Pull out every line below that contains the word "podanych".
----- Records to use -----
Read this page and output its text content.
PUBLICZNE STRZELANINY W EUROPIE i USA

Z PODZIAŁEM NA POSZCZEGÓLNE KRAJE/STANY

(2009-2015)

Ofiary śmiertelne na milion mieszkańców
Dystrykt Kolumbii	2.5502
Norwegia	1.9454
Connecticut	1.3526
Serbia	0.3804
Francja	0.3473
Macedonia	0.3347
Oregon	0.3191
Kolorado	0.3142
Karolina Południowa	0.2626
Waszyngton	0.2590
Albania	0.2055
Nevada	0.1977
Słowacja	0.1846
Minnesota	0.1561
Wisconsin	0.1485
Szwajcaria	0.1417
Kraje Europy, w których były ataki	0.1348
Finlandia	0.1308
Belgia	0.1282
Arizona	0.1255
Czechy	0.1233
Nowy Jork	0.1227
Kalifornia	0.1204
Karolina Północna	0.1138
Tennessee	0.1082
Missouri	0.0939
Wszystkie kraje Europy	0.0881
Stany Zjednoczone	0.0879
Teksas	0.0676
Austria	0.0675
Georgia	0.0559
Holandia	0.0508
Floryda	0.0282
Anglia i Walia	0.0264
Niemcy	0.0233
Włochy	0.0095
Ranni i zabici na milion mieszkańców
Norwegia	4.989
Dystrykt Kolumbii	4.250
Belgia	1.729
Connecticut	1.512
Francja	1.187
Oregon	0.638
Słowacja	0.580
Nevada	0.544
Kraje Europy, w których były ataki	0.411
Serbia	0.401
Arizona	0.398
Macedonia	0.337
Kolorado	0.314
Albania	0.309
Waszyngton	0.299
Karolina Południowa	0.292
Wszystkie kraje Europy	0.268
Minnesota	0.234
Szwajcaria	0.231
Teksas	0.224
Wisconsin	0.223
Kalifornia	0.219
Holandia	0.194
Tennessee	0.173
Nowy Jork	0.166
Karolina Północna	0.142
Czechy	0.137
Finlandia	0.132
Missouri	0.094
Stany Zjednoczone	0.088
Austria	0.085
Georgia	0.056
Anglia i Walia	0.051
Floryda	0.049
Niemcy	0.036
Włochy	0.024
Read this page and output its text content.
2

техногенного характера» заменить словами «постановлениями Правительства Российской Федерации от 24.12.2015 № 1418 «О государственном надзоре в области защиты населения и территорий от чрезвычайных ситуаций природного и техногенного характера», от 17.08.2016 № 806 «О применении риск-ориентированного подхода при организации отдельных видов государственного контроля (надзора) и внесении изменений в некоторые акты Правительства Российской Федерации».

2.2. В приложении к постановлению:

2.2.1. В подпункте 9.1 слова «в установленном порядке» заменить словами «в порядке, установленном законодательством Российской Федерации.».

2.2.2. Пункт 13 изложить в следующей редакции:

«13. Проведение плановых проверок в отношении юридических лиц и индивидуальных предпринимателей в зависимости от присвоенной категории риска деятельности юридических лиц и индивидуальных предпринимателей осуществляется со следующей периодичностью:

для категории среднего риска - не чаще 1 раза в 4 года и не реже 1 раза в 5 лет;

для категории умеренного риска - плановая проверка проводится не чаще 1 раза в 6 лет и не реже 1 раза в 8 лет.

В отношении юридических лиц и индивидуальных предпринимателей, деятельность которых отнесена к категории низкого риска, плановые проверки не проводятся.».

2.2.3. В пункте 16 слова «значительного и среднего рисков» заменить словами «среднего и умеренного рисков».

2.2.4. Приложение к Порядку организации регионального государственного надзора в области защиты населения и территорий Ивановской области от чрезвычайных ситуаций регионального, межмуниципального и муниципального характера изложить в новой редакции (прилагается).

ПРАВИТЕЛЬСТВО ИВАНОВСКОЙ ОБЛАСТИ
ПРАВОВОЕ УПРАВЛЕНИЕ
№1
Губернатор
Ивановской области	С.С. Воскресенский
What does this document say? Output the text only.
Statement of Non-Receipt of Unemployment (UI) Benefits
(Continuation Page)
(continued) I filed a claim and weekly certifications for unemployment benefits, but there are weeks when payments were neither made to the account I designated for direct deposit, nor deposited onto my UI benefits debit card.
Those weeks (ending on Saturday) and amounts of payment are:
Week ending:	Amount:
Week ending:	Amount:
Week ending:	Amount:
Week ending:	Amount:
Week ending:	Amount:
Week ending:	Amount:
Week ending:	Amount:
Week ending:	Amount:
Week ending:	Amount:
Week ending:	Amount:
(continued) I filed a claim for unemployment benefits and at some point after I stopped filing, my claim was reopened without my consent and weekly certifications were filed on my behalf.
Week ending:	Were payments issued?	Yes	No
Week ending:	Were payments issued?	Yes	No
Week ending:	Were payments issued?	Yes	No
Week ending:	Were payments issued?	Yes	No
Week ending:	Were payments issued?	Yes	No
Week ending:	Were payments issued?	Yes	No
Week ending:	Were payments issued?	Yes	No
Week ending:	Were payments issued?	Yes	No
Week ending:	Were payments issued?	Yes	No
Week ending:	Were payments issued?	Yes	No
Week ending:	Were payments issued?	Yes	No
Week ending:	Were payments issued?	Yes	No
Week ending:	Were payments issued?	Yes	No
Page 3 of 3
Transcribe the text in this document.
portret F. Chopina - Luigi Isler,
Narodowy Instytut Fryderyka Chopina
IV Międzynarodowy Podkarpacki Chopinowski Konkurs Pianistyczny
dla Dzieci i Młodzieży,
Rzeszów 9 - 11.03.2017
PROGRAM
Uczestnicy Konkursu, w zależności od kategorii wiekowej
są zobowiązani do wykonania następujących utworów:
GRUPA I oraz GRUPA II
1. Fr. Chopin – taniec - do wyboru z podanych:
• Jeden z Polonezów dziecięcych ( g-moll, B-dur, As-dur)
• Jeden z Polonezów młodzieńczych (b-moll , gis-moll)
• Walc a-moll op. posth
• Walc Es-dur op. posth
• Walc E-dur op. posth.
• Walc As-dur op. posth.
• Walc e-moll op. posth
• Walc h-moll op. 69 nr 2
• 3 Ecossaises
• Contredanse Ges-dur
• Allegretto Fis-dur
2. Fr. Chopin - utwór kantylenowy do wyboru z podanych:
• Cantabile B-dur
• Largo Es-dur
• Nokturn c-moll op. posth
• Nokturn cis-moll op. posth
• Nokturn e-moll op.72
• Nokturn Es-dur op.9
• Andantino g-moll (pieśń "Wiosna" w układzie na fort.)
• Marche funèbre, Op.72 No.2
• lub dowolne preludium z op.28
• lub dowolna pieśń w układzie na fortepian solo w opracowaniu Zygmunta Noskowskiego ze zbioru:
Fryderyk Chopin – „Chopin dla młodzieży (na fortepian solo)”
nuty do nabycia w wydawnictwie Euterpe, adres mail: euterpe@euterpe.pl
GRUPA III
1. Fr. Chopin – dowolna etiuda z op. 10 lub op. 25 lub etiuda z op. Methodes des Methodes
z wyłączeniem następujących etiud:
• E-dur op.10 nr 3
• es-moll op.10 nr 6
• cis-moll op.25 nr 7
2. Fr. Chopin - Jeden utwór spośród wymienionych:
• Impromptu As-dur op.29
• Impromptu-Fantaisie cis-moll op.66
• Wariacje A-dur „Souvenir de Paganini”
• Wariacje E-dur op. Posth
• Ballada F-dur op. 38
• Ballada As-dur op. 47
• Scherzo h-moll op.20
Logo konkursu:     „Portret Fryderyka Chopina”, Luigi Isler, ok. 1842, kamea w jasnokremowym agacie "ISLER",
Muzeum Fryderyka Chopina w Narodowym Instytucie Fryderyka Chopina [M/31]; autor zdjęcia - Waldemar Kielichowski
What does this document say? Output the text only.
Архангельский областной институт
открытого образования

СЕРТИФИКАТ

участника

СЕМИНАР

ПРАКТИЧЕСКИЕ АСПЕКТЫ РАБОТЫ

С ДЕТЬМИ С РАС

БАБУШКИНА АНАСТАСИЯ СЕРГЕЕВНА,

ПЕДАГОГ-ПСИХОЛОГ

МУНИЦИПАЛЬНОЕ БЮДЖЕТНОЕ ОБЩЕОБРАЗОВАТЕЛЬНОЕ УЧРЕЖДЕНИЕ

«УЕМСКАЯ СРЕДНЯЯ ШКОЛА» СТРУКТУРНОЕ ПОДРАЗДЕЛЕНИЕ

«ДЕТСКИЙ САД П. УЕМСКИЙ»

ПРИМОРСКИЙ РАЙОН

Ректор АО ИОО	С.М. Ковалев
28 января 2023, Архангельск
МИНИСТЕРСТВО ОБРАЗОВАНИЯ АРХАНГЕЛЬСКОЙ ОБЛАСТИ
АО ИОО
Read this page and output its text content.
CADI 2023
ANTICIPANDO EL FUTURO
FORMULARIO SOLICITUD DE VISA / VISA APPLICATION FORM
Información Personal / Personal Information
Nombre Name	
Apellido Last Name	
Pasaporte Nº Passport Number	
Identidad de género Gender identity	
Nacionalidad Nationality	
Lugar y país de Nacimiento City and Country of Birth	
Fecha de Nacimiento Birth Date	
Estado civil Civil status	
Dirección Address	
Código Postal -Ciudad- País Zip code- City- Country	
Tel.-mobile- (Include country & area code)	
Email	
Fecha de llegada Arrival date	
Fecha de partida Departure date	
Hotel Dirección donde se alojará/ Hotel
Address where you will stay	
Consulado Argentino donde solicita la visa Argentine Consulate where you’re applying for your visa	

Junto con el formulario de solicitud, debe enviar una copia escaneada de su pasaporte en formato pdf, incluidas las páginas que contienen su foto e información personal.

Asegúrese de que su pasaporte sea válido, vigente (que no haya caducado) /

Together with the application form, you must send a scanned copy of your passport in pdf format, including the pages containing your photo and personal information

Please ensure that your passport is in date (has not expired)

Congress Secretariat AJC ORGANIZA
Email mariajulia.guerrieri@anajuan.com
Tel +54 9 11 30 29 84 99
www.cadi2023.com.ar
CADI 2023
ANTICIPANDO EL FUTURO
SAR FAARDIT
-----
> [Written answer]:
1. Fr. Chopin – taniec - do wyboru z podanych:
2. Fr. Chopin - utwór kantylenowy do wyboru z podanych:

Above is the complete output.